WHAT YOU NEED TO DO: Retype all material exactly. Pictures stay out of the copy.

Data entries:
****

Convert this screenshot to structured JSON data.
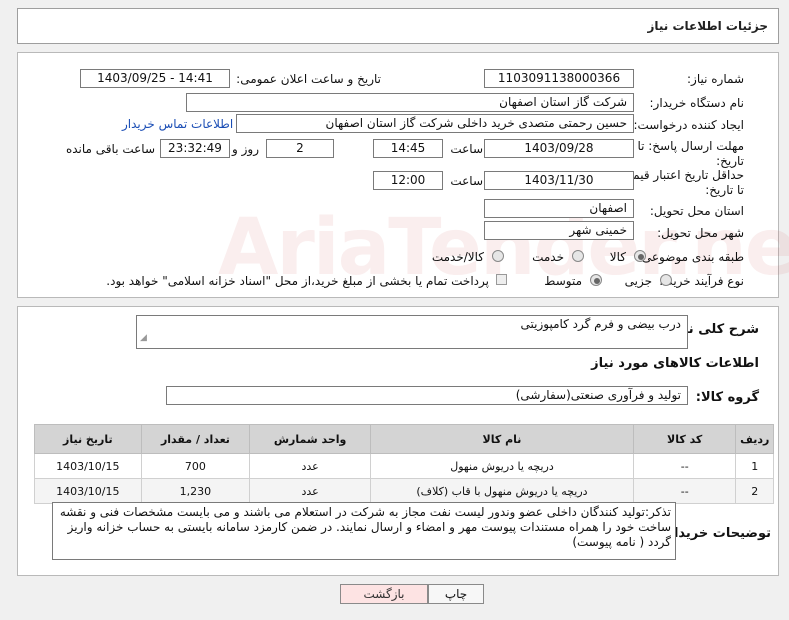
{
  "title": "جزئیات اطلاعات نیاز",
  "fields": {
    "need_number_label": "شماره نیاز:",
    "need_number": "1103091138000366",
    "announce_label": "تاریخ و ساعت اعلان عمومی:",
    "announce_value": "1403/09/25 - 14:41",
    "buyer_org_label": "نام دستگاه خریدار:",
    "buyer_org": "شرکت گاز استان اصفهان",
    "creator_label": "ایجاد کننده درخواست:",
    "creator": "حسین  رحمتی متصدی خرید داخلی شرکت گاز استان اصفهان",
    "contact_link": "اطلاعات تماس خریدار",
    "reply_deadline_label": "مهلت ارسال پاسخ: تا تاریخ:",
    "reply_date": "1403/09/28",
    "time_label": "ساعت",
    "reply_time": "14:45",
    "days_value": "2",
    "days_label": "روز و",
    "remaining_time": "23:32:49",
    "remaining_label": "ساعت باقی مانده",
    "validity_label": "حداقل تاریخ اعتبار قیمت: تا تاریخ:",
    "validity_date": "1403/11/30",
    "validity_time": "12:00",
    "province_label": "استان محل تحویل:",
    "province": "اصفهان",
    "city_label": "شهر محل تحویل:",
    "city": "خمینی شهر",
    "category_label": "طبقه بندی موضوعی:",
    "category_options": [
      "کالا",
      "خدمت",
      "کالا/خدمت"
    ],
    "process_label": "نوع فرآیند خرید :",
    "process_options": [
      "جزیی",
      "متوسط"
    ],
    "payment_note": "پرداخت تمام یا بخشی از مبلغ خرید،از محل \"اسناد خزانه اسلامی\" خواهد بود."
  },
  "description": {
    "label": "شرح کلی نیاز:",
    "value": "درب بیضی و فرم گرد کامپوزیتی"
  },
  "goods_info_title": "اطلاعات کالاهای مورد نیاز",
  "goods_group": {
    "label": "گروه کالا:",
    "value": "تولید و فرآوری صنعتی(سفارشی)"
  },
  "table": {
    "headers": [
      "ردیف",
      "کد کالا",
      "نام کالا",
      "واحد شمارش",
      "تعداد / مقدار",
      "تاریخ نیاز"
    ],
    "rows": [
      [
        "1",
        "--",
        "دریچه یا دریوش منهول",
        "عدد",
        "700",
        "1403/10/15"
      ],
      [
        "2",
        "--",
        "دریچه یا دریوش منهول با قاب (کلاف)",
        "عدد",
        "1,230",
        "1403/10/15"
      ]
    ]
  },
  "buyer_notes": {
    "label": "توضیحات خریدار:",
    "value": "تذکر:تولید کنندگان داخلی عضو وندور لیست نفت مجاز به شرکت در استعلام می باشند و می بایست مشخصات فنی و نقشه ساخت خود را همراه مستندات پیوست مهر و امضاء و ارسال نمایند. در ضمن کارمزد سامانه بایستی به حساب خزانه واریز گردد ( نامه پیوست)"
  },
  "buttons": {
    "print": "چاپ",
    "back": "بازگشت"
  },
  "watermark": "AriaTender.neT"
}
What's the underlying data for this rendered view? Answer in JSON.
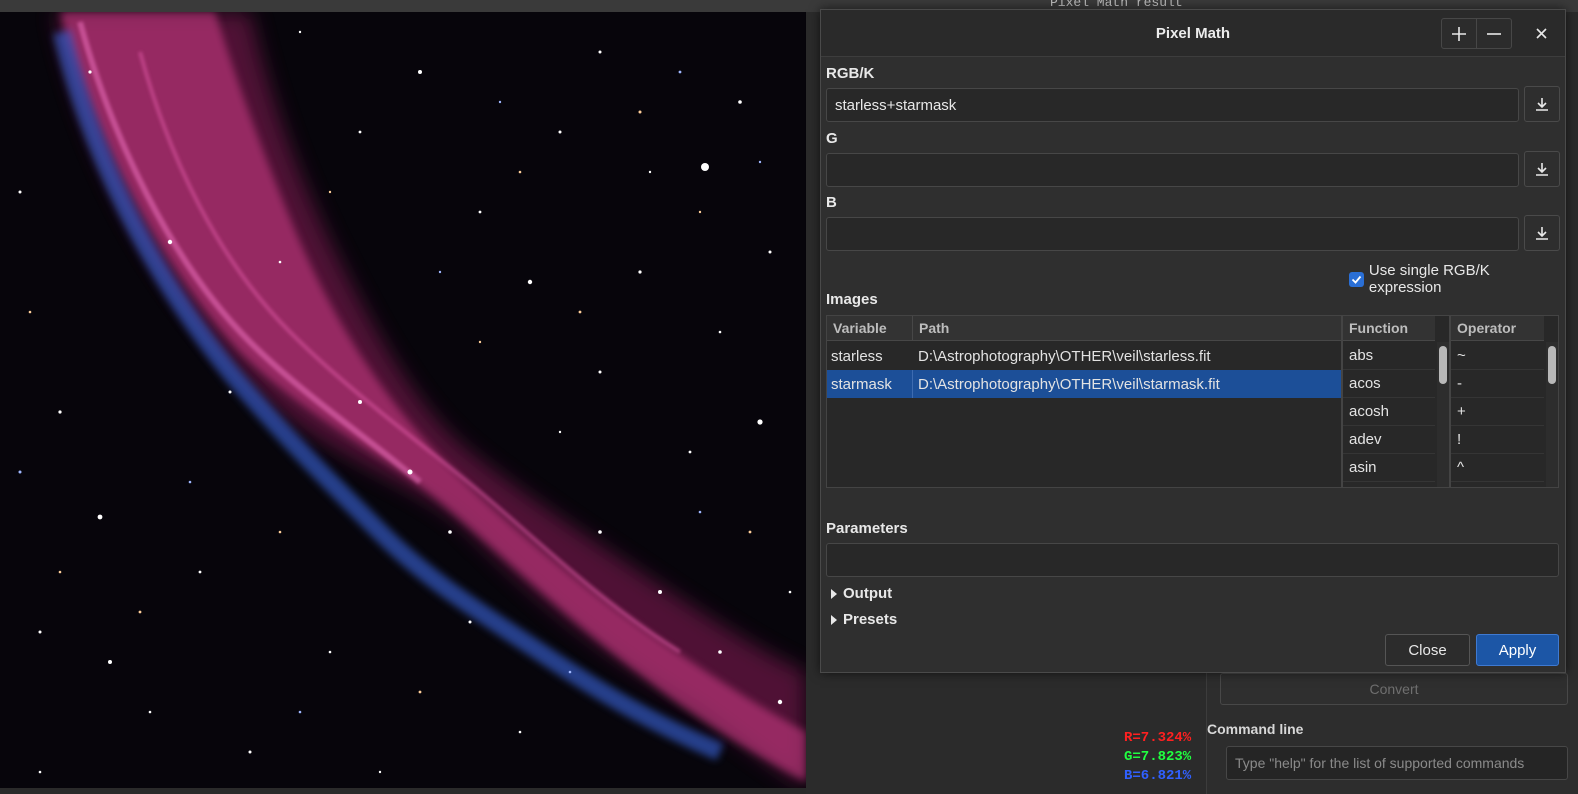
{
  "window": {
    "title_strip": "Pixel Math result"
  },
  "readout": {
    "r": "R=7.324%",
    "g": "G=7.823%",
    "b": "B=6.821%"
  },
  "dialog": {
    "title": "Pixel Math",
    "rgbk_label": "RGB/K",
    "rgbk_value": "starless+starmask",
    "g_label": "G",
    "g_value": "",
    "b_label": "B",
    "b_value": "",
    "use_single_label": "Use single RGB/K expression",
    "use_single_checked": true,
    "images_label": "Images",
    "images_columns": [
      "Variable",
      "Path"
    ],
    "images_rows": [
      {
        "variable": "starless",
        "path": "D:\\Astrophotography\\OTHER\\veil\\starless.fit"
      },
      {
        "variable": "starmask",
        "path": "D:\\Astrophotography\\OTHER\\veil\\starmask.fit"
      }
    ],
    "function_header": "Function",
    "functions": [
      "abs",
      "acos",
      "acosh",
      "adev",
      "asin"
    ],
    "operator_header": "Operator",
    "operators": [
      "~",
      "-",
      "+",
      "!",
      "^"
    ],
    "parameters_label": "Parameters",
    "parameters_value": "",
    "output_label": "Output",
    "presets_label": "Presets",
    "close_label": "Close",
    "apply_label": "Apply"
  },
  "side": {
    "convert_label": "Convert",
    "command_line_label": "Command line",
    "command_placeholder": "Type \"help\" for the list of supported commands"
  },
  "colors": {
    "accent": "#1c56a6",
    "selection": "#1c4f98",
    "readout_r": "#ff2020",
    "readout_g": "#20ff40",
    "readout_b": "#3060ff"
  }
}
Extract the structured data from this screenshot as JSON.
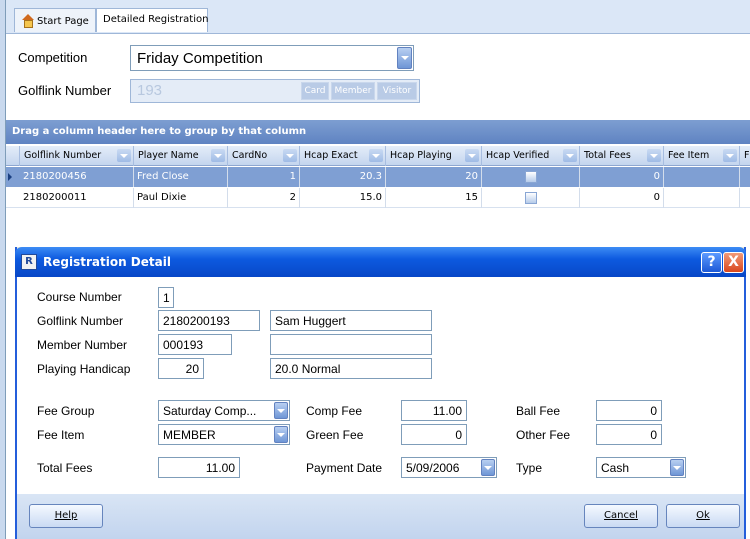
{
  "tabs": [
    {
      "label": "Start Page",
      "icon": "home-icon"
    },
    {
      "label": "Detailed Registration"
    }
  ],
  "top_form": {
    "competition_label": "Competition",
    "competition_value": "Friday Competition",
    "golflink_label": "Golflink Number",
    "golflink_value": "193",
    "buttons": [
      "Card",
      "Member",
      "Visitor"
    ]
  },
  "grid": {
    "group_hint": "Drag a column header here to group by that column",
    "columns": [
      "Golflink Number",
      "Player Name",
      "CardNo",
      "Hcap Exact",
      "Hcap Playing",
      "Hcap Verified",
      "Total Fees",
      "Fee Item",
      "F"
    ],
    "rows": [
      {
        "golflink": "2180200456",
        "name": "Fred Close",
        "card": "1",
        "exact": "20.3",
        "playing": "20",
        "fees": "0",
        "selected": true
      },
      {
        "golflink": "2180200011",
        "name": "Paul Dixie",
        "card": "2",
        "exact": "15.0",
        "playing": "15",
        "fees": "0",
        "selected": false
      }
    ]
  },
  "dialog": {
    "title": "Registration Detail",
    "help_glyph": "?",
    "close_glyph": "X",
    "course_number_label": "Course Number",
    "course_number": "1",
    "golflink_label": "Golflink Number",
    "golflink": "2180200193",
    "player_name": "Sam Huggert",
    "member_number_label": "Member Number",
    "member_number": "000193",
    "playing_handicap_label": "Playing Handicap",
    "playing_handicap": "20",
    "handicap_desc": "20.0 Normal",
    "fee_group_label": "Fee Group",
    "fee_group": "Saturday Comp...",
    "fee_item_label": "Fee Item",
    "fee_item": "MEMBER",
    "total_fees_label": "Total Fees",
    "total_fees": "11.00",
    "comp_fee_label": "Comp Fee",
    "comp_fee": "11.00",
    "green_fee_label": "Green Fee",
    "green_fee": "0",
    "payment_date_label": "Payment Date",
    "payment_date": "5/09/2006",
    "ball_fee_label": "Ball Fee",
    "ball_fee": "0",
    "other_fee_label": "Other Fee",
    "other_fee": "0",
    "type_label": "Type",
    "type": "Cash",
    "help_button": "Help",
    "cancel_button": "Cancel",
    "ok_button": "Ok"
  },
  "colors": {
    "title_bar": "#0d5adf",
    "selected_row": "#7f9fd3",
    "group_bar": "#6a8cc7"
  }
}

****

EXERCISE RESULT:
Convert this screenshot to structured JSON data.
{
  "title": "جزئیات اطلاعات نیاز",
  "fields": {
    "need_number_label": "شماره نیاز:",
    "need_number": "1103091138000366",
    "announce_label": "تاریخ و ساعت اعلان عمومی:",
    "announce_value": "1403/09/25 - 14:41",
    "buyer_org_label": "نام دستگاه خریدار:",
    "buyer_org": "شرکت گاز استان اصفهان",
    "creator_label": "ایجاد کننده درخواست:",
    "creator": "حسین  رحمتی متصدی خرید داخلی شرکت گاز استان اصفهان",
    "contact_link": "اطلاعات تماس خریدار",
    "reply_deadline_label": "مهلت ارسال پاسخ: تا تاریخ:",
    "reply_date": "1403/09/28",
    "time_label": "ساعت",
    "reply_time": "14:45",
    "days_value": "2",
    "days_label": "روز و",
    "remaining_time": "23:32:49",
    "remaining_label": "ساعت باقی مانده",
    "validity_label": "حداقل تاریخ اعتبار قیمت: تا تاریخ:",
    "validity_date": "1403/11/30",
    "validity_time": "12:00",
    "province_label": "استان محل تحویل:",
    "province": "اصفهان",
    "city_label": "شهر محل تحویل:",
    "city": "خمینی شهر",
    "category_label": "طبقه بندی موضوعی:",
    "category_options": [
      "کالا",
      "خدمت",
      "کالا/خدمت"
    ],
    "process_label": "نوع فرآیند خرید :",
    "process_options": [
      "جزیی",
      "متوسط"
    ],
    "payment_note": "پرداخت تمام یا بخشی از مبلغ خرید،از محل \"اسناد خزانه اسلامی\" خواهد بود."
  },
  "description": {
    "label": "شرح کلی نیاز:",
    "value": "درب بیضی و فرم گرد کامپوزیتی"
  },
  "goods_info_title": "اطلاعات کالاهای مورد نیاز",
  "goods_group": {
    "label": "گروه کالا:",
    "value": "تولید و فرآوری صنعتی(سفارشی)"
  },
  "table": {
    "headers": [
      "ردیف",
      "کد کالا",
      "نام کالا",
      "واحد شمارش",
      "تعداد / مقدار",
      "تاریخ نیاز"
    ],
    "rows": [
      [
        "1",
        "--",
        "دریچه یا دریوش منهول",
        "عدد",
        "700",
        "1403/10/15"
      ],
      [
        "2",
        "--",
        "دریچه یا دریوش منهول با قاب (کلاف)",
        "عدد",
        "1,230",
        "1403/10/15"
      ]
    ]
  },
  "buyer_notes": {
    "label": "توضیحات خریدار:",
    "value": "تذکر:تولید کنندگان داخلی عضو وندور لیست نفت مجاز به شرکت در استعلام می باشند و می بایست مشخصات فنی و نقشه ساخت خود را همراه مستندات پیوست مهر و امضاء و ارسال نمایند. در ضمن کارمزد سامانه بایستی به حساب خزانه واریز گردد ( نامه پیوست)"
  },
  "buttons": {
    "print": "چاپ",
    "back": "بازگشت"
  },
  "watermark": "AriaTender.neT"
}
What's the underlying data for this rendered view? Answer in JSON.
{
  "window": {
    "title_strip": "Pixel Math result"
  },
  "readout": {
    "r": "R=7.324%",
    "g": "G=7.823%",
    "b": "B=6.821%"
  },
  "dialog": {
    "title": "Pixel Math",
    "rgbk_label": "RGB/K",
    "rgbk_value": "starless+starmask",
    "g_label": "G",
    "g_value": "",
    "b_label": "B",
    "b_value": "",
    "use_single_label": "Use single RGB/K expression",
    "use_single_checked": true,
    "images_label": "Images",
    "images_columns": [
      "Variable",
      "Path"
    ],
    "images_rows": [
      {
        "variable": "starless",
        "path": "D:\\Astrophotography\\OTHER\\veil\\starless.fit"
      },
      {
        "variable": "starmask",
        "path": "D:\\Astrophotography\\OTHER\\veil\\starmask.fit"
      }
    ],
    "function_header": "Function",
    "functions": [
      "abs",
      "acos",
      "acosh",
      "adev",
      "asin"
    ],
    "operator_header": "Operator",
    "operators": [
      "~",
      "-",
      "+",
      "!",
      "^"
    ],
    "parameters_label": "Parameters",
    "parameters_value": "",
    "output_label": "Output",
    "presets_label": "Presets",
    "close_label": "Close",
    "apply_label": "Apply"
  },
  "side": {
    "convert_label": "Convert",
    "command_line_label": "Command line",
    "command_placeholder": "Type \"help\" for the list of supported commands"
  },
  "colors": {
    "accent": "#1c56a6",
    "selection": "#1c4f98",
    "readout_r": "#ff2020",
    "readout_g": "#20ff40",
    "readout_b": "#3060ff"
  }
}
Extract the structured data from this screenshot as JSON.
{
  "tabs": [
    {
      "label": "Start Page",
      "icon": "home-icon"
    },
    {
      "label": "Detailed Registration"
    }
  ],
  "top_form": {
    "competition_label": "Competition",
    "competition_value": "Friday Competition",
    "golflink_label": "Golflink Number",
    "golflink_value": "193",
    "buttons": [
      "Card",
      "Member",
      "Visitor"
    ]
  },
  "grid": {
    "group_hint": "Drag a column header here to group by that column",
    "columns": [
      "Golflink Number",
      "Player Name",
      "CardNo",
      "Hcap Exact",
      "Hcap Playing",
      "Hcap Verified",
      "Total Fees",
      "Fee Item",
      "F"
    ],
    "rows": [
      {
        "golflink": "2180200456",
        "name": "Fred Close",
        "card": "1",
        "exact": "20.3",
        "playing": "20",
        "fees": "0",
        "selected": true
      },
      {
        "golflink": "2180200011",
        "name": "Paul Dixie",
        "card": "2",
        "exact": "15.0",
        "playing": "15",
        "fees": "0",
        "selected": false
      }
    ]
  },
  "dialog": {
    "title": "Registration Detail",
    "help_glyph": "?",
    "close_glyph": "X",
    "course_number_label": "Course Number",
    "course_number": "1",
    "golflink_label": "Golflink Number",
    "golflink": "2180200193",
    "player_name": "Sam Huggert",
    "member_number_label": "Member Number",
    "member_number": "000193",
    "playing_handicap_label": "Playing Handicap",
    "playing_handicap": "20",
    "handicap_desc": "20.0 Normal",
    "fee_group_label": "Fee Group",
    "fee_group": "Saturday Comp...",
    "fee_item_label": "Fee Item",
    "fee_item": "MEMBER",
    "total_fees_label": "Total Fees",
    "total_fees": "11.00",
    "comp_fee_label": "Comp Fee",
    "comp_fee": "11.00",
    "green_fee_label": "Green Fee",
    "green_fee": "0",
    "payment_date_label": "Payment Date",
    "payment_date": "5/09/2006",
    "ball_fee_label": "Ball Fee",
    "ball_fee": "0",
    "other_fee_label": "Other Fee",
    "other_fee": "0",
    "type_label": "Type",
    "type": "Cash",
    "help_button": "Help",
    "cancel_button": "Cancel",
    "ok_button": "Ok"
  },
  "colors": {
    "title_bar": "#0d5adf",
    "selected_row": "#7f9fd3",
    "group_bar": "#6a8cc7"
  }
}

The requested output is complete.